What is needed. Extract the full listing verbatim and drop any pictures from your copy.
-- Start of Data --
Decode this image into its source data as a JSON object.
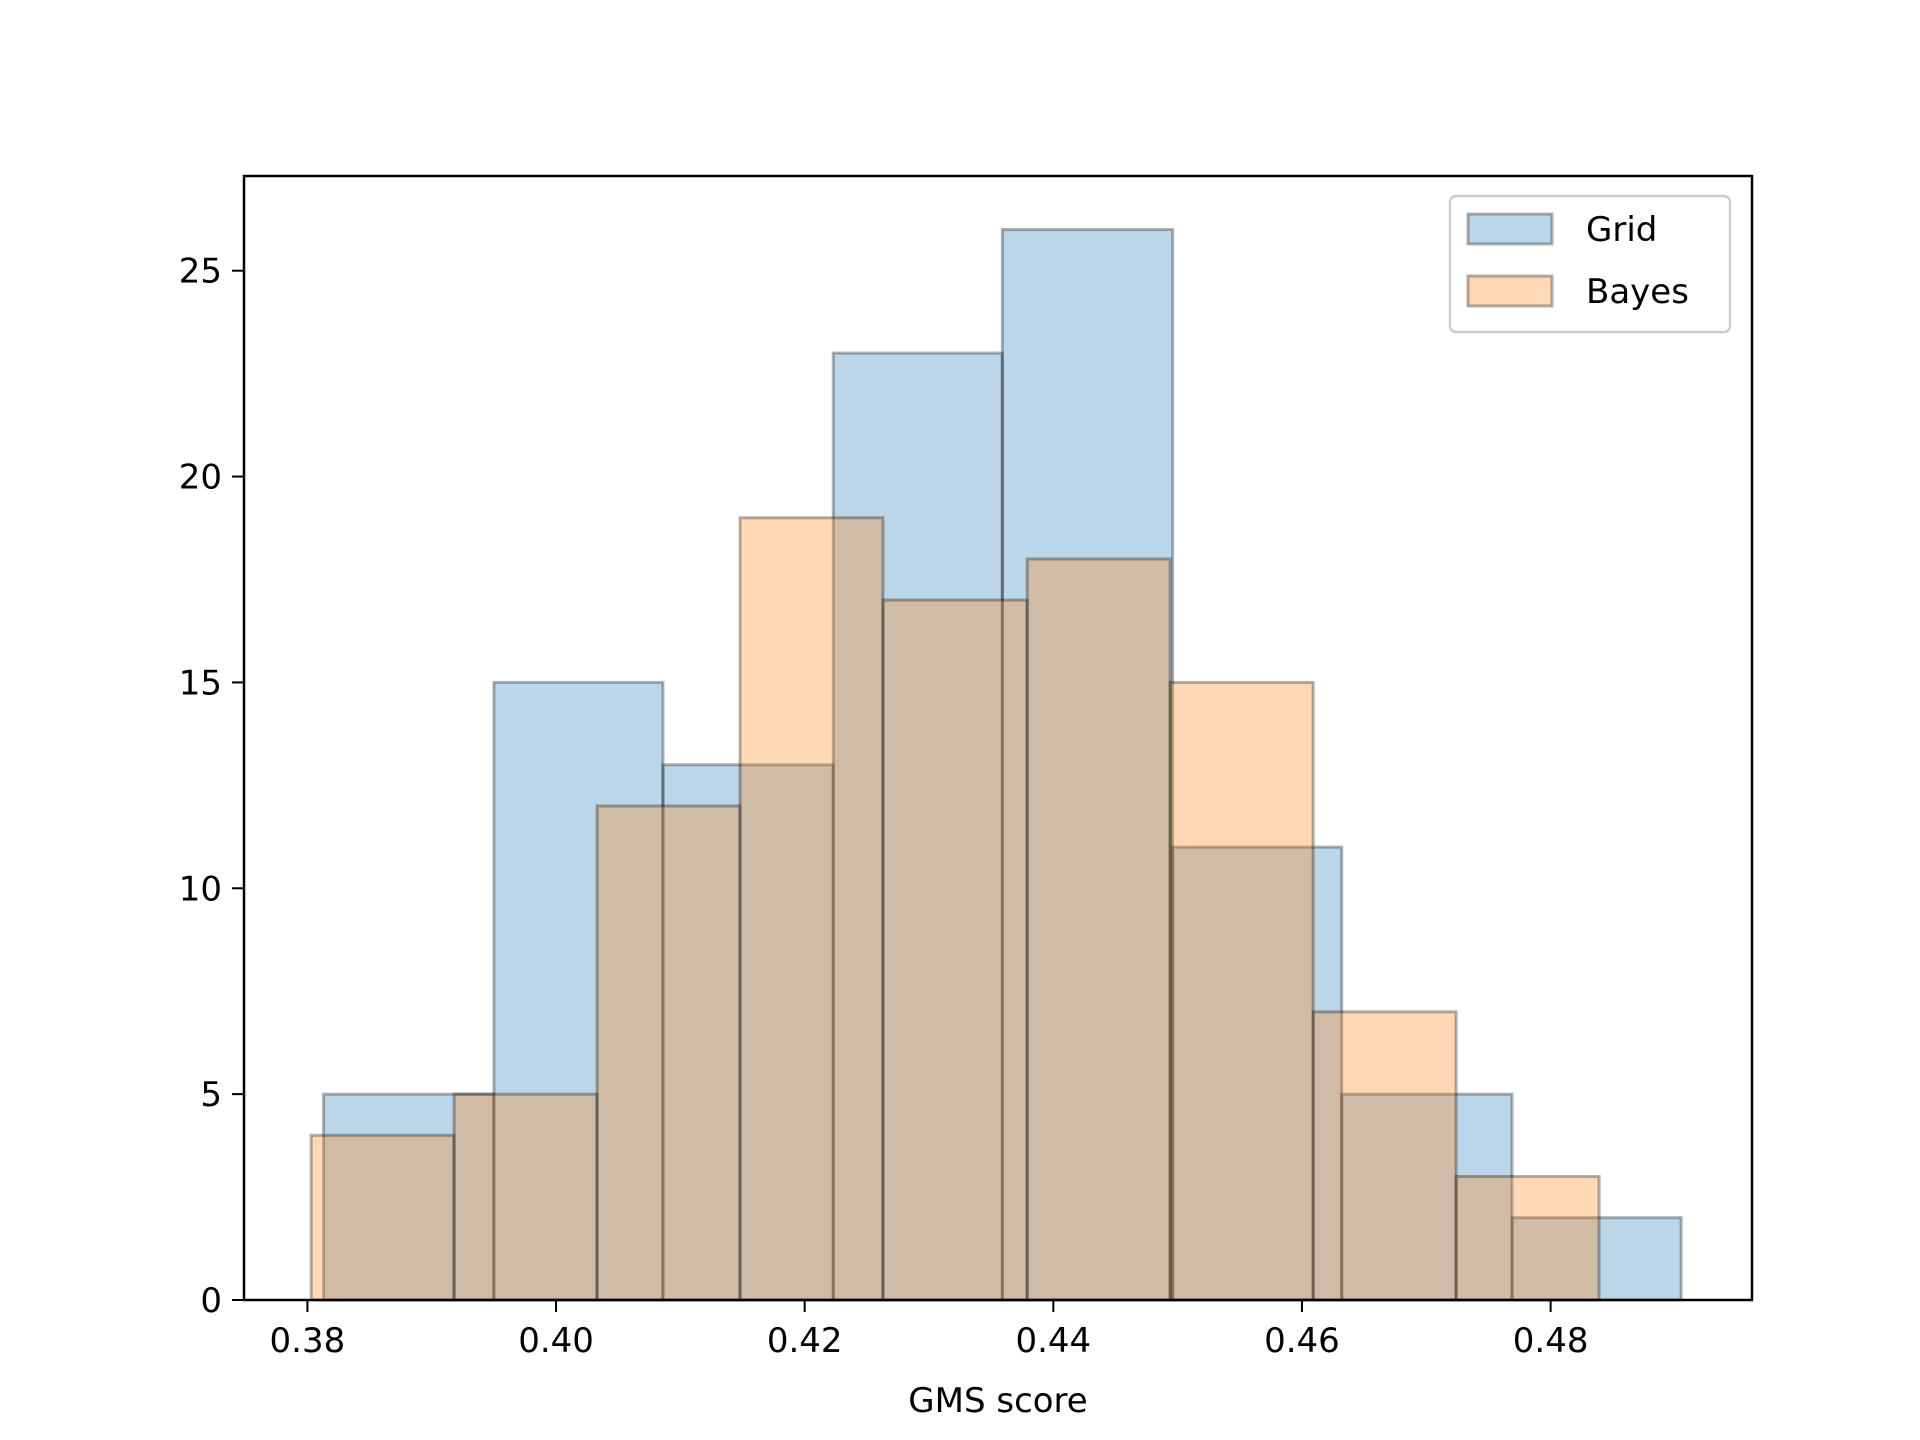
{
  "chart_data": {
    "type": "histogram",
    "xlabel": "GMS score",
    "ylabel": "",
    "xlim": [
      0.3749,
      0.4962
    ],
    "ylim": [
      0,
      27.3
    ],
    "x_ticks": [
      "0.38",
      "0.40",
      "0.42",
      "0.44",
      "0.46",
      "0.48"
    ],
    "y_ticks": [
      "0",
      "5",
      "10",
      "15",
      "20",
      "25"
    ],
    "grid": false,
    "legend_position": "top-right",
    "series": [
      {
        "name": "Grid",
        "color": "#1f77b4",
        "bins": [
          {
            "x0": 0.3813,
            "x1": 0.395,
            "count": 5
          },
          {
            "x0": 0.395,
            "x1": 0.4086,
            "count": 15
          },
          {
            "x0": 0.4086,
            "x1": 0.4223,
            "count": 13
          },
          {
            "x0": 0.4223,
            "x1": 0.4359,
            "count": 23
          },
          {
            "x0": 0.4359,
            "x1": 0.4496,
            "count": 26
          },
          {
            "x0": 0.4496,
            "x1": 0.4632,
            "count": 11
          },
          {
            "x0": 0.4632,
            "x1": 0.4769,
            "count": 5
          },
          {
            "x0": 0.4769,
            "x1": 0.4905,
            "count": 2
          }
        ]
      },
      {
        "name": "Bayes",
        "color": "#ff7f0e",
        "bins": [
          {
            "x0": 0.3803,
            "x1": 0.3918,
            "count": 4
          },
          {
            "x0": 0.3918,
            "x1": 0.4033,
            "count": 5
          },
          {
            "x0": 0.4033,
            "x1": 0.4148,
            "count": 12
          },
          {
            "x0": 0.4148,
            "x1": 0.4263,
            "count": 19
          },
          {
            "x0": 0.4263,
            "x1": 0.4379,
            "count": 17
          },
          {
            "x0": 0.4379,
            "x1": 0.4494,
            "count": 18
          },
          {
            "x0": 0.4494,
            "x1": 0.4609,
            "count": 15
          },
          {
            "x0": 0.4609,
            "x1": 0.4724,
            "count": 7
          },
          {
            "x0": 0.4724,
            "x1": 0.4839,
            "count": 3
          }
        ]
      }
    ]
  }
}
-- End of Data --
Solution for this task.
Decode this image into its source data as a JSON object.
{
  "chart_data": {
    "type": "histogram",
    "xlabel": "GMS score",
    "ylabel": "",
    "xlim": [
      0.3749,
      0.4962
    ],
    "ylim": [
      0,
      27.3
    ],
    "x_ticks": [
      "0.38",
      "0.40",
      "0.42",
      "0.44",
      "0.46",
      "0.48"
    ],
    "y_ticks": [
      "0",
      "5",
      "10",
      "15",
      "20",
      "25"
    ],
    "grid": false,
    "legend_position": "top-right",
    "series": [
      {
        "name": "Grid",
        "color": "#1f77b4",
        "bins": [
          {
            "x0": 0.3813,
            "x1": 0.395,
            "count": 5
          },
          {
            "x0": 0.395,
            "x1": 0.4086,
            "count": 15
          },
          {
            "x0": 0.4086,
            "x1": 0.4223,
            "count": 13
          },
          {
            "x0": 0.4223,
            "x1": 0.4359,
            "count": 23
          },
          {
            "x0": 0.4359,
            "x1": 0.4496,
            "count": 26
          },
          {
            "x0": 0.4496,
            "x1": 0.4632,
            "count": 11
          },
          {
            "x0": 0.4632,
            "x1": 0.4769,
            "count": 5
          },
          {
            "x0": 0.4769,
            "x1": 0.4905,
            "count": 2
          }
        ]
      },
      {
        "name": "Bayes",
        "color": "#ff7f0e",
        "bins": [
          {
            "x0": 0.3803,
            "x1": 0.3918,
            "count": 4
          },
          {
            "x0": 0.3918,
            "x1": 0.4033,
            "count": 5
          },
          {
            "x0": 0.4033,
            "x1": 0.4148,
            "count": 12
          },
          {
            "x0": 0.4148,
            "x1": 0.4263,
            "count": 19
          },
          {
            "x0": 0.4263,
            "x1": 0.4379,
            "count": 17
          },
          {
            "x0": 0.4379,
            "x1": 0.4494,
            "count": 18
          },
          {
            "x0": 0.4494,
            "x1": 0.4609,
            "count": 15
          },
          {
            "x0": 0.4609,
            "x1": 0.4724,
            "count": 7
          },
          {
            "x0": 0.4724,
            "x1": 0.4839,
            "count": 3
          }
        ]
      }
    ]
  }
}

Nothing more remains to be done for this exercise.